** Begin Excerpted text **
You are contributing everyday for mass deforestation in tropical forests – and probably don’t even know it.
Probably it is not the first time you hear this name and won’t be the last. This edible vegetable oil has been in the center of multiple controversies and NGO-lead campaigns due to its direct impact to environmental disasters such as mass deforestation of tropical forests in Southeast Asia, loss of biodiversity, emission of greenhouse gases (GHG) to the atmosphere and water and air pollution. Its unique characteristics, allied to the productivity of its crops (higher than any other vegetable oil) and price, make it an attractive choice for many industries and products such as food, cosmetics, biofuels and others. Meanwhile there are more than 15 million hectares of palm oil plantations worldwide, at the expense of the most biodiverse places on earth- tropical rainforests.
Palm Oil on your Shopping List
According to WWF, palm oil can be found in close to half of the packaged and/or processed items you find in the supermarket shelves. It is on those crispy chips or creamy cookies that you crave for. You can find it on chocolate, ice cream, cereals, bakery, pizza and generally in any kind of snack you can think of: Oreos, Snickers, Milka, Nutella, Ben & Jerry’s or the famous Mc Donald’s’ ice creams, you name it. This vegetable oil is also widely used in cosmetic and personal care products with 70% of the new 11700 cosmetic products in 2014 containing palm oil. Avoiding palm oil on cosmetic products is nearly impossible since the ingredient list may not name palm oil itself but instead its more than 200 derivatives. You can check a compilation of the alternative names for palm oil, put together by the Orangutang alliance, here.
** End Excerpted text **
** Begin Dataset content **
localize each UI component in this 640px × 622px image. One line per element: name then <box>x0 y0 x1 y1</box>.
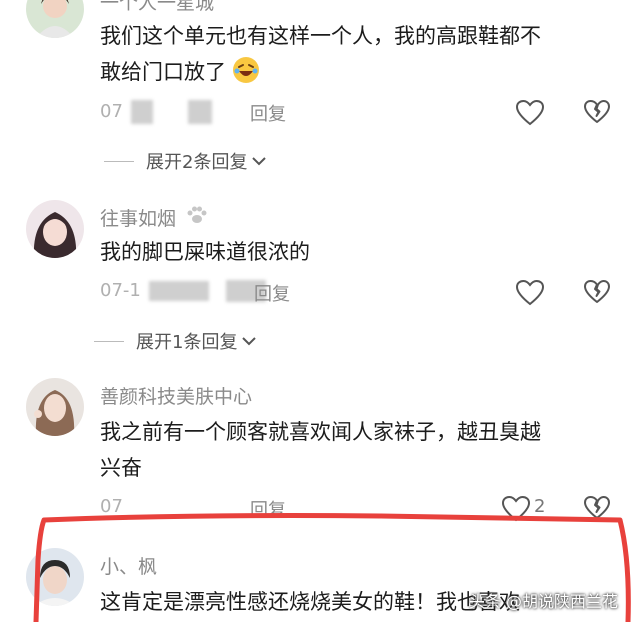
divider-line <box>104 160 134 162</box>
reply-button[interactable]: 回复 <box>250 100 286 126</box>
comment-date: 07 <box>100 496 123 517</box>
reply-button[interactable]: 回复 <box>254 280 290 306</box>
like-count: 2 <box>534 496 546 517</box>
paw-icon <box>186 205 208 229</box>
reply-button[interactable]: 回复 <box>250 496 286 522</box>
avatar[interactable] <box>26 0 84 38</box>
divider-line <box>94 340 124 342</box>
heart-outline-icon[interactable] <box>515 279 545 310</box>
avatar[interactable] <box>26 200 84 258</box>
expand-replies-label: 展开1条回复 <box>136 332 238 353</box>
heart-outline-icon[interactable] <box>501 495 531 526</box>
watermark: 头条 @胡说陕西兰花 <box>468 592 618 611</box>
heart-outline-icon[interactable] <box>515 99 545 130</box>
redaction <box>148 281 209 301</box>
comment-text: 我之前有一个顾客就喜欢闻人家袜子，越丑臭越 兴奋 <box>100 414 620 486</box>
comment-text-line: 我们这个单元也有这样一个人，我的高跟鞋都不 <box>100 24 541 48</box>
redaction <box>188 100 213 124</box>
comment-text-line: 敢给门口放了 <box>100 60 226 84</box>
avatar[interactable] <box>26 548 84 606</box>
comment-meta: 07 <box>100 496 123 517</box>
comment-username[interactable]: 往事如烟 <box>100 204 176 231</box>
broken-heart-icon[interactable] <box>584 496 610 524</box>
expand-replies-button[interactable]: 展开2条回复 <box>104 148 267 174</box>
comment-meta: 07 <box>100 100 213 124</box>
comment-username[interactable]: 小、枫 <box>100 552 157 579</box>
broken-heart-icon[interactable] <box>584 280 610 308</box>
comment-text-line: 兴奋 <box>100 456 142 480</box>
comment-username[interactable]: 一个人一星城 <box>100 0 214 15</box>
chevron-down-icon <box>242 337 257 346</box>
comment-username[interactable]: 善颜科技美肤中心 <box>100 382 252 409</box>
expand-replies-label: 展开2条回复 <box>146 152 248 173</box>
broken-heart-icon[interactable] <box>584 100 610 128</box>
comment-meta: 07-1 <box>100 280 267 302</box>
expand-replies-button[interactable]: 展开1条回复 <box>94 328 257 354</box>
redaction <box>130 100 153 124</box>
comment-text-line: 我的脚巴屎味道很浓的 <box>100 240 310 264</box>
laughing-emoji-icon <box>232 57 259 83</box>
comment-date: 07-1 <box>100 280 141 301</box>
avatar[interactable] <box>26 378 84 436</box>
comment-date: 07 <box>100 101 123 122</box>
comment-text: 我们这个单元也有这样一个人，我的高跟鞋都不 敢给门口放了 <box>100 18 620 90</box>
red-annotation-outline <box>33 513 631 622</box>
comment-text-line: 我之前有一个顾客就喜欢闻人家袜子，越丑臭越 <box>100 420 541 444</box>
comment-text: 我的脚巴屎味道很浓的 <box>100 234 620 270</box>
chevron-down-icon <box>252 157 267 166</box>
** End Dataset content **
== Instructions to follow ==
In the text on palm oil, what share of the new cosmetic products in 2014 contained palm oil?

== Solution for this problem ==
70% of the 11,700 new cosmetic products.